EXERCISE PROMPT: Retype all of the data exactly as given.
● ● ● ● ●
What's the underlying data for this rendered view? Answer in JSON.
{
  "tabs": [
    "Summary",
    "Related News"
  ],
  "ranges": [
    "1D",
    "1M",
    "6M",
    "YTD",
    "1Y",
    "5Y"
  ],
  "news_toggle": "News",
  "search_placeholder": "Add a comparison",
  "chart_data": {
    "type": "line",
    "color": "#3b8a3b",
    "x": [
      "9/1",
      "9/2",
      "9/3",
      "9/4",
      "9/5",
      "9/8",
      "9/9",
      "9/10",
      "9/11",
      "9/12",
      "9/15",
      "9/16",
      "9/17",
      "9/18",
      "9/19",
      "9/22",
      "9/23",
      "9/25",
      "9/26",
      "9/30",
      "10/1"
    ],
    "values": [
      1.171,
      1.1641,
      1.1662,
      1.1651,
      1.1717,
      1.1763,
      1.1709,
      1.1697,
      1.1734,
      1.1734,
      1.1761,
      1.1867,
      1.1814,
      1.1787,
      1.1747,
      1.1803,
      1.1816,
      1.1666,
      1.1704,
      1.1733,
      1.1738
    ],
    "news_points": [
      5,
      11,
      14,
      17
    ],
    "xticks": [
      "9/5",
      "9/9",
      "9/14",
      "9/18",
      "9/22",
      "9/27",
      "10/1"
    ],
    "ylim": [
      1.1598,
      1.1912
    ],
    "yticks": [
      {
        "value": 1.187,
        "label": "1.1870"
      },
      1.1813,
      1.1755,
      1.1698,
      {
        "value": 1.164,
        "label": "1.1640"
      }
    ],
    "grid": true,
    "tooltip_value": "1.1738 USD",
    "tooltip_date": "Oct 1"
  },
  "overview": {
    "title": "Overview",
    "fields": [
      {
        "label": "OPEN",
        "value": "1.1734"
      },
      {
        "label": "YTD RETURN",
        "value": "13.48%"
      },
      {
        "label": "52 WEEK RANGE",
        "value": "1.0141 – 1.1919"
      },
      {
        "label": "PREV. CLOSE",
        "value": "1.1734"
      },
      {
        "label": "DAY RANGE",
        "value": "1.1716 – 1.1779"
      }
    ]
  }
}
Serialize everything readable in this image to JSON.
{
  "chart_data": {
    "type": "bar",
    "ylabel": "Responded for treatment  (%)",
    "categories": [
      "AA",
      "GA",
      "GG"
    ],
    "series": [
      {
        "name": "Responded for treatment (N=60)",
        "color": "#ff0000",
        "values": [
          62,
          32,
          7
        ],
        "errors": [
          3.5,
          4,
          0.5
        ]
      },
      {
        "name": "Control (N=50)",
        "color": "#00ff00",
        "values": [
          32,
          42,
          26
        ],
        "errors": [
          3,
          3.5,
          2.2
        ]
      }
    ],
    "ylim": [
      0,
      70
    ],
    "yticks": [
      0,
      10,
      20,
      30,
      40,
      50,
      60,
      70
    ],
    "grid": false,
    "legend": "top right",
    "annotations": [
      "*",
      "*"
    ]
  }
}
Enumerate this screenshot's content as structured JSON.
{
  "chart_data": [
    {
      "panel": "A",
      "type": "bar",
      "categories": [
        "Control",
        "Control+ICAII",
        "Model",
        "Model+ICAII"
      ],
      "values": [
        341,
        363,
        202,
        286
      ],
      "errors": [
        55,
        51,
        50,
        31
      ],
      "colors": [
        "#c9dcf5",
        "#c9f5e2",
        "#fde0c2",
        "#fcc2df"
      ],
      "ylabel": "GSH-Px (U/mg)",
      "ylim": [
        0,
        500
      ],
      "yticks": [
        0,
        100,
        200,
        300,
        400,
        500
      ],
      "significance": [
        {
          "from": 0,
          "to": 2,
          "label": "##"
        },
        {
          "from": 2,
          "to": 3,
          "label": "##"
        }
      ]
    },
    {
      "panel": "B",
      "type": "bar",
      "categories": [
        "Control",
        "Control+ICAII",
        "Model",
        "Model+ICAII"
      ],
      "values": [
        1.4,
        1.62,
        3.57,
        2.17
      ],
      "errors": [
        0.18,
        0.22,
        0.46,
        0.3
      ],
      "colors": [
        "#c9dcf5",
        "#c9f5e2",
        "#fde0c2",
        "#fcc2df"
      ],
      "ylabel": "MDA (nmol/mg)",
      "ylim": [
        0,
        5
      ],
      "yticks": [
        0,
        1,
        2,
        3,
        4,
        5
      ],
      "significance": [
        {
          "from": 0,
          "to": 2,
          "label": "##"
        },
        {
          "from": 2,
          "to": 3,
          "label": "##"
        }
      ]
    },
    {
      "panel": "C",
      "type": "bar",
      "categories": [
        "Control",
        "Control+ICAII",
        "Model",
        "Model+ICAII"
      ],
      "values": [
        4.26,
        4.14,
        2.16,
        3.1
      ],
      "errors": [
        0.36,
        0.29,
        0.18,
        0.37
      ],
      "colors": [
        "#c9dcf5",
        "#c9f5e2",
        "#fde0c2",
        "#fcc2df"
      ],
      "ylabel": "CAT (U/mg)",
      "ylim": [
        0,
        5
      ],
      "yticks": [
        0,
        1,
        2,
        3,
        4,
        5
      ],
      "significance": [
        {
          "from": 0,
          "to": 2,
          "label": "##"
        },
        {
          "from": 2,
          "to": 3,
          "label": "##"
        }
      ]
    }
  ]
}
● ● ● ● ●
SOLUTION BELOW:
What's the underlying data for this rendered view? Answer in JSON.
{
  "tabs": [
    "Summary",
    "Related News"
  ],
  "ranges": [
    "1D",
    "1M",
    "6M",
    "YTD",
    "1Y",
    "5Y"
  ],
  "news_toggle": "News",
  "search_placeholder": "Add a comparison",
  "chart_data": {
    "type": "line",
    "color": "#3b8a3b",
    "x": [
      "9/1",
      "9/2",
      "9/3",
      "9/4",
      "9/5",
      "9/8",
      "9/9",
      "9/10",
      "9/11",
      "9/12",
      "9/15",
      "9/16",
      "9/17",
      "9/18",
      "9/19",
      "9/22",
      "9/23",
      "9/25",
      "9/26",
      "9/30",
      "10/1"
    ],
    "values": [
      1.171,
      1.1641,
      1.1662,
      1.1651,
      1.1717,
      1.1763,
      1.1709,
      1.1697,
      1.1734,
      1.1734,
      1.1761,
      1.1867,
      1.1814,
      1.1787,
      1.1747,
      1.1803,
      1.1816,
      1.1666,
      1.1704,
      1.1733,
      1.1738
    ],
    "news_points": [
      5,
      11,
      14,
      17
    ],
    "xticks": [
      "9/5",
      "9/9",
      "9/14",
      "9/18",
      "9/22",
      "9/27",
      "10/1"
    ],
    "ylim": [
      1.1598,
      1.1912
    ],
    "yticks": [
      {
        "value": 1.187,
        "label": "1.1870"
      },
      1.1813,
      1.1755,
      1.1698,
      {
        "value": 1.164,
        "label": "1.1640"
      }
    ],
    "grid": true,
    "tooltip_value": "1.1738 USD",
    "tooltip_date": "Oct 1"
  },
  "overview": {
    "title": "Overview",
    "fields": [
      {
        "label": "OPEN",
        "value": "1.1734"
      },
      {
        "label": "YTD RETURN",
        "value": "13.48%"
      },
      {
        "label": "52 WEEK RANGE",
        "value": "1.0141 – 1.1919"
      },
      {
        "label": "PREV. CLOSE",
        "value": "1.1734"
      },
      {
        "label": "DAY RANGE",
        "value": "1.1716 – 1.1779"
      }
    ]
  }
}
Serialize everything readable in this image to JSON.
{
  "chart_data": {
    "type": "bar",
    "ylabel": "Responded for treatment  (%)",
    "categories": [
      "AA",
      "GA",
      "GG"
    ],
    "series": [
      {
        "name": "Responded for treatment (N=60)",
        "color": "#ff0000",
        "values": [
          62,
          32,
          7
        ],
        "errors": [
          3.5,
          4,
          0.5
        ]
      },
      {
        "name": "Control (N=50)",
        "color": "#00ff00",
        "values": [
          32,
          42,
          26
        ],
        "errors": [
          3,
          3.5,
          2.2
        ]
      }
    ],
    "ylim": [
      0,
      70
    ],
    "yticks": [
      0,
      10,
      20,
      30,
      40,
      50,
      60,
      70
    ],
    "grid": false,
    "legend": "top right",
    "annotations": [
      "*",
      "*"
    ]
  }
}
Enumerate this screenshot's content as structured JSON.
{
  "chart_data": [
    {
      "panel": "A",
      "type": "bar",
      "categories": [
        "Control",
        "Control+ICAII",
        "Model",
        "Model+ICAII"
      ],
      "values": [
        341,
        363,
        202,
        286
      ],
      "errors": [
        55,
        51,
        50,
        31
      ],
      "colors": [
        "#c9dcf5",
        "#c9f5e2",
        "#fde0c2",
        "#fcc2df"
      ],
      "ylabel": "GSH-Px (U/mg)",
      "ylim": [
        0,
        500
      ],
      "yticks": [
        0,
        100,
        200,
        300,
        400,
        500
      ],
      "significance": [
        {
          "from": 0,
          "to": 2,
          "label": "##"
        },
        {
          "from": 2,
          "to": 3,
          "label": "##"
        }
      ]
    },
    {
      "panel": "B",
      "type": "bar",
      "categories": [
        "Control",
        "Control+ICAII",
        "Model",
        "Model+ICAII"
      ],
      "values": [
        1.4,
        1.62,
        3.57,
        2.17
      ],
      "errors": [
        0.18,
        0.22,
        0.46,
        0.3
      ],
      "colors": [
        "#c9dcf5",
        "#c9f5e2",
        "#fde0c2",
        "#fcc2df"
      ],
      "ylabel": "MDA (nmol/mg)",
      "ylim": [
        0,
        5
      ],
      "yticks": [
        0,
        1,
        2,
        3,
        4,
        5
      ],
      "significance": [
        {
          "from": 0,
          "to": 2,
          "label": "##"
        },
        {
          "from": 2,
          "to": 3,
          "label": "##"
        }
      ]
    },
    {
      "panel": "C",
      "type": "bar",
      "categories": [
        "Control",
        "Control+ICAII",
        "Model",
        "Model+ICAII"
      ],
      "values": [
        4.26,
        4.14,
        2.16,
        3.1
      ],
      "errors": [
        0.36,
        0.29,
        0.18,
        0.37
      ],
      "colors": [
        "#c9dcf5",
        "#c9f5e2",
        "#fde0c2",
        "#fcc2df"
      ],
      "ylabel": "CAT (U/mg)",
      "ylim": [
        0,
        5
      ],
      "yticks": [
        0,
        1,
        2,
        3,
        4,
        5
      ],
      "significance": [
        {
          "from": 0,
          "to": 2,
          "label": "##"
        },
        {
          "from": 2,
          "to": 3,
          "label": "##"
        }
      ]
    }
  ]
}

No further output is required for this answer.